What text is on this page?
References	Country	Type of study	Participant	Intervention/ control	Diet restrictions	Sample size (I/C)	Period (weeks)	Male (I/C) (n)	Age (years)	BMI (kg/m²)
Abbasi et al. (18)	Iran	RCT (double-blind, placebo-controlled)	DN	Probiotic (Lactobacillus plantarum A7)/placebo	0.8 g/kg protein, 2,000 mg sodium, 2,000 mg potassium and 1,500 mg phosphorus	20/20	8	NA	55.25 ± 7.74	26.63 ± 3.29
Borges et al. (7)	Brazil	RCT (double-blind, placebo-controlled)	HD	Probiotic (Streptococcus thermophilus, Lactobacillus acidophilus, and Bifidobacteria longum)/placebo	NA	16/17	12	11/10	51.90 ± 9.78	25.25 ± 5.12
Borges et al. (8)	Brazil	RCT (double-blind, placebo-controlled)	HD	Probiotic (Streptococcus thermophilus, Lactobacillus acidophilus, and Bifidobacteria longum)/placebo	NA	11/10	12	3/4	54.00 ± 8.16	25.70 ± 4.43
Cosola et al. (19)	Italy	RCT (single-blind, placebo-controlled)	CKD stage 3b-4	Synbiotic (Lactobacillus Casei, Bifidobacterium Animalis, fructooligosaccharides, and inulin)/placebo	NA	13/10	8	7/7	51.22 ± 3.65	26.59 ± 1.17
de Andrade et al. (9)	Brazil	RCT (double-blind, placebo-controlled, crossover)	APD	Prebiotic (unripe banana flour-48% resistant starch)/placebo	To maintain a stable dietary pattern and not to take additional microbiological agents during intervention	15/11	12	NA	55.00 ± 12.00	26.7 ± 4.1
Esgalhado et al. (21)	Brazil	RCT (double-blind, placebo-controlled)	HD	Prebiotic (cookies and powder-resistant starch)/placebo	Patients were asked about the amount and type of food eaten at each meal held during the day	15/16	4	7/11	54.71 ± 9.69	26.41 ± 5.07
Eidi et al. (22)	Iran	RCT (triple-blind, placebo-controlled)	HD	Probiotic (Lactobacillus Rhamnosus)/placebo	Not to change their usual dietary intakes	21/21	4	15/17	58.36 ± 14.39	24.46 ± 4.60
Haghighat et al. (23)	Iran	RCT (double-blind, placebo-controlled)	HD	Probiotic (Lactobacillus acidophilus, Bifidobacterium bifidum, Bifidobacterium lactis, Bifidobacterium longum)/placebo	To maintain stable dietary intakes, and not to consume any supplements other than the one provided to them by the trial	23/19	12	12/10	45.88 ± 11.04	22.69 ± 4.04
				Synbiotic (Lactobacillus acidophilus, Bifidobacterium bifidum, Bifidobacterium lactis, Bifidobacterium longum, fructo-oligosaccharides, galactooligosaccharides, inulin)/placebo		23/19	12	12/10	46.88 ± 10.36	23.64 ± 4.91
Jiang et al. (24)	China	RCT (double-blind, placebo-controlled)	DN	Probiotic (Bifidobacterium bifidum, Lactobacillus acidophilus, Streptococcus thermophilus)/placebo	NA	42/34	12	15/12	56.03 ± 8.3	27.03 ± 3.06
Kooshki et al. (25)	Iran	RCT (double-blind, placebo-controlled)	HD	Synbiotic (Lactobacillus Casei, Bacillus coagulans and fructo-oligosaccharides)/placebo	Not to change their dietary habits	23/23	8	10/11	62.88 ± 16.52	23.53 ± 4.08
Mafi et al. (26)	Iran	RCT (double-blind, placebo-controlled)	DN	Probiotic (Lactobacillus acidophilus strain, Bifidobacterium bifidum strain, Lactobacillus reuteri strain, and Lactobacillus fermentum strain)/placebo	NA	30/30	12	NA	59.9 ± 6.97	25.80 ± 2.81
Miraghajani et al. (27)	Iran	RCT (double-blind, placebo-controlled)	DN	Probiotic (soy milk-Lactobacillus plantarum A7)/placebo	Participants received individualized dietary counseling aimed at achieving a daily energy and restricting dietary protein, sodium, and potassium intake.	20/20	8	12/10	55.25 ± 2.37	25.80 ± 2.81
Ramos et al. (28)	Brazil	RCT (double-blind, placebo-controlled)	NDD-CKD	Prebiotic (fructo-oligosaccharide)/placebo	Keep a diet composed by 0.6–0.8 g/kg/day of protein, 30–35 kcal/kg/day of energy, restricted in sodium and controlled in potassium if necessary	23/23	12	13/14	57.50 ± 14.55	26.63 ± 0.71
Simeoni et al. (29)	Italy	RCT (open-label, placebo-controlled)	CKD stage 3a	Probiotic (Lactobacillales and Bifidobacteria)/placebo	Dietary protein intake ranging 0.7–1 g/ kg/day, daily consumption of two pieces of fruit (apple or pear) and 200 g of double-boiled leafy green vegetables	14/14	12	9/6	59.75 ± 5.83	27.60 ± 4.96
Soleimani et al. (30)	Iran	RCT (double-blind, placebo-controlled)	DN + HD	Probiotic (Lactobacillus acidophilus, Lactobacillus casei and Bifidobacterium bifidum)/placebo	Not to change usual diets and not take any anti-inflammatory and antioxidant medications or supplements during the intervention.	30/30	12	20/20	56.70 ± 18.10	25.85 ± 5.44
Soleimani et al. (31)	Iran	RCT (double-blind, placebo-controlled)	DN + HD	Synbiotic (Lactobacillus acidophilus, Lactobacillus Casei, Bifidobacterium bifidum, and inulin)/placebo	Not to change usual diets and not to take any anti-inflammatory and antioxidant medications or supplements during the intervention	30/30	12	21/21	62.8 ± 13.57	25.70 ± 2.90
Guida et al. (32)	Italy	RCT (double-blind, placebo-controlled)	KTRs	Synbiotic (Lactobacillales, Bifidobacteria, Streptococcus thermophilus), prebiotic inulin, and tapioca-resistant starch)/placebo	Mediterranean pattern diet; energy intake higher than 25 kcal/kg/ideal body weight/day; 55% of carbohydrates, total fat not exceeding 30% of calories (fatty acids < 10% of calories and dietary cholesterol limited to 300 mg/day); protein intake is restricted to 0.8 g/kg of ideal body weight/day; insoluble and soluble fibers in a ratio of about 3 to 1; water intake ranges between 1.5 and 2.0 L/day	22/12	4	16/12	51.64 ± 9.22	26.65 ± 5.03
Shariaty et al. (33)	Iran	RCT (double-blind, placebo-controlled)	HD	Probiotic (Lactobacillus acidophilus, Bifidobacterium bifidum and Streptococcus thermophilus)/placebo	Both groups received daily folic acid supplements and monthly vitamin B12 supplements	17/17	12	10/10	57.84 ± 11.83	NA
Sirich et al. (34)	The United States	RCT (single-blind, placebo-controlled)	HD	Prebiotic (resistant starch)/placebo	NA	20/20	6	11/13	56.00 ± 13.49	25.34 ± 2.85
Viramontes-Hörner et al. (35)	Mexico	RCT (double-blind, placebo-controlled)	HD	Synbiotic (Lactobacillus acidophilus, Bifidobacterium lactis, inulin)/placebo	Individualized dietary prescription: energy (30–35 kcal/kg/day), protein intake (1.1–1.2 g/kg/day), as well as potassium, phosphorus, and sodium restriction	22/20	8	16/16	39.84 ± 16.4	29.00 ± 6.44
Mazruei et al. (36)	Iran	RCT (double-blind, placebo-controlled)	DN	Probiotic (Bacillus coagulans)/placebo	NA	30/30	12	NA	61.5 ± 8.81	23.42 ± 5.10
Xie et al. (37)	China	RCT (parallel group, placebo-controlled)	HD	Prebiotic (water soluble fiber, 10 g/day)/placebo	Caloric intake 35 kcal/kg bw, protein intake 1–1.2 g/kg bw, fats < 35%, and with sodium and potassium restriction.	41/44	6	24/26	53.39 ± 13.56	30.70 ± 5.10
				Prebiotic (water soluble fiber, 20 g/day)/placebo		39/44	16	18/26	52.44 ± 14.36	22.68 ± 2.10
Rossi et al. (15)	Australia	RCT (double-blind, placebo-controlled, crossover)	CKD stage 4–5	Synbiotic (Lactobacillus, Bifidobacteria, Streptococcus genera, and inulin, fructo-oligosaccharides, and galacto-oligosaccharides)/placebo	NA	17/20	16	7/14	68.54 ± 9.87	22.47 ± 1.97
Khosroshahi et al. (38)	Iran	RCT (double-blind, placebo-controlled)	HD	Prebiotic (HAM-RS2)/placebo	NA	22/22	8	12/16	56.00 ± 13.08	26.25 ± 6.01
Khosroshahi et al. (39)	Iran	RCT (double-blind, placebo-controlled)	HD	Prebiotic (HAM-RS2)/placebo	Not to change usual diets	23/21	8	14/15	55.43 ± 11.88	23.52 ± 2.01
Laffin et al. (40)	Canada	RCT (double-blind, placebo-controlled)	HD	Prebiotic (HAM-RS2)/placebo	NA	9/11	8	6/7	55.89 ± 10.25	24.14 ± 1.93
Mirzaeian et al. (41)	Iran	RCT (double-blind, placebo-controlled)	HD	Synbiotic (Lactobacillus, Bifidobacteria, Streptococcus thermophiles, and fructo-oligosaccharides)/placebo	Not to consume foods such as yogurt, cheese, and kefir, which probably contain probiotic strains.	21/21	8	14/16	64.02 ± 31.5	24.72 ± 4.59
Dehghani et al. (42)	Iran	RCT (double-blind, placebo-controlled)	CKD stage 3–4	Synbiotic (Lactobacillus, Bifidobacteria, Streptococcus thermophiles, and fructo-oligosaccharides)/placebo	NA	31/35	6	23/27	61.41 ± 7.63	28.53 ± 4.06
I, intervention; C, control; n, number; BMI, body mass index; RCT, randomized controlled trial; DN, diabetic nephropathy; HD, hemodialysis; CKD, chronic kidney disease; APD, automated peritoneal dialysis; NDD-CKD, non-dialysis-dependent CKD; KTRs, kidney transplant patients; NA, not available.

━━━━━━

▸ **PROMPT**
Check each line of the listing above for the string "Khosroshahi" and return those that contain it.

▸ **ANSWER TO THE PROBLEM**
Khosroshahi et al. (38)	Iran	RCT (double-blind, placebo-controlled)	HD	Prebiotic (HAM-RS2)/placebo	NA	22/22	8	12/16	56.00 ± 13.08	26.25 ± 6.01
Khosroshahi et al. (39)	Iran	RCT (double-blind, placebo-controlled)	HD	Prebiotic (HAM-RS2)/placebo	Not to change usual diets	23/21	8	14/15	55.43 ± 11.88	23.52 ± 2.01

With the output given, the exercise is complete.